** START GIVEN RECORDS **

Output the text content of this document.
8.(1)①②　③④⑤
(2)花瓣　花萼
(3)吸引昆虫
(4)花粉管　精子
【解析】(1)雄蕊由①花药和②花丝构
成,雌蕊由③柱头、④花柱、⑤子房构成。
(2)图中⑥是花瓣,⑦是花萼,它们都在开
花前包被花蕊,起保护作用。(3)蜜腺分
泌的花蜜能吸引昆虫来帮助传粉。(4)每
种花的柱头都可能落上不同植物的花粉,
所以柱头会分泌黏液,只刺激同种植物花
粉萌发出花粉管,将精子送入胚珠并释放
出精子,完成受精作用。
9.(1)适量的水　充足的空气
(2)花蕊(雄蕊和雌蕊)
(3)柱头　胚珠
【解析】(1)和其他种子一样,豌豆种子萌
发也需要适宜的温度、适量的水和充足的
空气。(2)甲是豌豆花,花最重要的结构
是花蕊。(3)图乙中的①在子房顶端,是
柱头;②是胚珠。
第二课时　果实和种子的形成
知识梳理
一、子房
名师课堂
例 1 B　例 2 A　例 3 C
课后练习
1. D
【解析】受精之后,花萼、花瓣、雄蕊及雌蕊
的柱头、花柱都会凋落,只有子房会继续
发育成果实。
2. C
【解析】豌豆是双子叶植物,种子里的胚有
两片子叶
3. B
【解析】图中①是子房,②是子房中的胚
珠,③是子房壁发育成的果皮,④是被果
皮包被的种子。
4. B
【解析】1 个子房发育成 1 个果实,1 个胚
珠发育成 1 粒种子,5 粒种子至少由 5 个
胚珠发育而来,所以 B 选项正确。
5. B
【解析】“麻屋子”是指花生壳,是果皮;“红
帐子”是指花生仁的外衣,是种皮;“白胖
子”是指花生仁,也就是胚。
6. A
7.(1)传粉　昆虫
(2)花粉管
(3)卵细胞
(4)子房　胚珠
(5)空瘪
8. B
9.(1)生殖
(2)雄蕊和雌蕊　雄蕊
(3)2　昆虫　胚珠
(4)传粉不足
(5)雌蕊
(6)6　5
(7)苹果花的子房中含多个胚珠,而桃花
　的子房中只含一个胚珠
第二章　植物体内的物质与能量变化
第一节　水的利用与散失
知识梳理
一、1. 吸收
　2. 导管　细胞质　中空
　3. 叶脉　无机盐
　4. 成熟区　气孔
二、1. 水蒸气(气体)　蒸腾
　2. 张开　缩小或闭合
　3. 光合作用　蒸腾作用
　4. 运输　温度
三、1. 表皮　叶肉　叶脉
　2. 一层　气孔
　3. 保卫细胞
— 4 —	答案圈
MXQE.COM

** END GIVEN RECORDS **

__SHORT PROBLEM__. Using the listing above, please repeat every entry exactly.

__RESULT OF THIS TASK__.
Output the text content of this document.
8.(1)①②　③④⑤
(2)花瓣　花萼
(3)吸引昆虫
(4)花粉管　精子
【解析】(1)雄蕊由①花药和②花丝构
成,雌蕊由③柱头、④花柱、⑤子房构成。
(2)图中⑥是花瓣,⑦是花萼,它们都在开
花前包被花蕊,起保护作用。(3)蜜腺分
泌的花蜜能吸引昆虫来帮助传粉。(4)每
种花的柱头都可能落上不同植物的花粉,
所以柱头会分泌黏液,只刺激同种植物花
粉萌发出花粉管,将精子送入胚珠并释放
出精子,完成受精作用。
9.(1)适量的水　充足的空气
(2)花蕊(雄蕊和雌蕊)
(3)柱头　胚珠
【解析】(1)和其他种子一样,豌豆种子萌
发也需要适宜的温度、适量的水和充足的
空气。(2)甲是豌豆花,花最重要的结构
是花蕊。(3)图乙中的①在子房顶端,是
柱头;②是胚珠。
第二课时　果实和种子的形成
知识梳理
一、子房
名师课堂
例 1 B　例 2 A　例 3 C
课后练习
1. D
【解析】受精之后,花萼、花瓣、雄蕊及雌蕊
的柱头、花柱都会凋落,只有子房会继续
发育成果实。
2. C
【解析】豌豆是双子叶植物,种子里的胚有
两片子叶
3. B
【解析】图中①是子房,②是子房中的胚
珠,③是子房壁发育成的果皮,④是被果
皮包被的种子。
4. B
【解析】1 个子房发育成 1 个果实,1 个胚
珠发育成 1 粒种子,5 粒种子至少由 5 个
胚珠发育而来,所以 B 选项正确。
5. B
【解析】“麻屋子”是指花生壳,是果皮;“红
帐子”是指花生仁的外衣,是种皮;“白胖
子”是指花生仁,也就是胚。
6. A
7.(1)传粉　昆虫
(2)花粉管
(3)卵细胞
(4)子房　胚珠
(5)空瘪
8. B
9.(1)生殖
(2)雄蕊和雌蕊　雄蕊
(3)2　昆虫　胚珠
(4)传粉不足
(5)雌蕊
(6)6　5
(7)苹果花的子房中含多个胚珠,而桃花
　的子房中只含一个胚珠
第二章　植物体内的物质与能量变化
第一节　水的利用与散失
知识梳理
一、1. 吸收
　2. 导管　细胞质　中空
　3. 叶脉　无机盐
　4. 成熟区　气孔
二、1. 水蒸气(气体)　蒸腾
　2. 张开　缩小或闭合
　3. 光合作用　蒸腾作用
　4. 运输　温度
三、1. 表皮　叶肉　叶脉
　2. 一层　气孔
　3. 保卫细胞
— 4 —	答案圈
MXQE.COM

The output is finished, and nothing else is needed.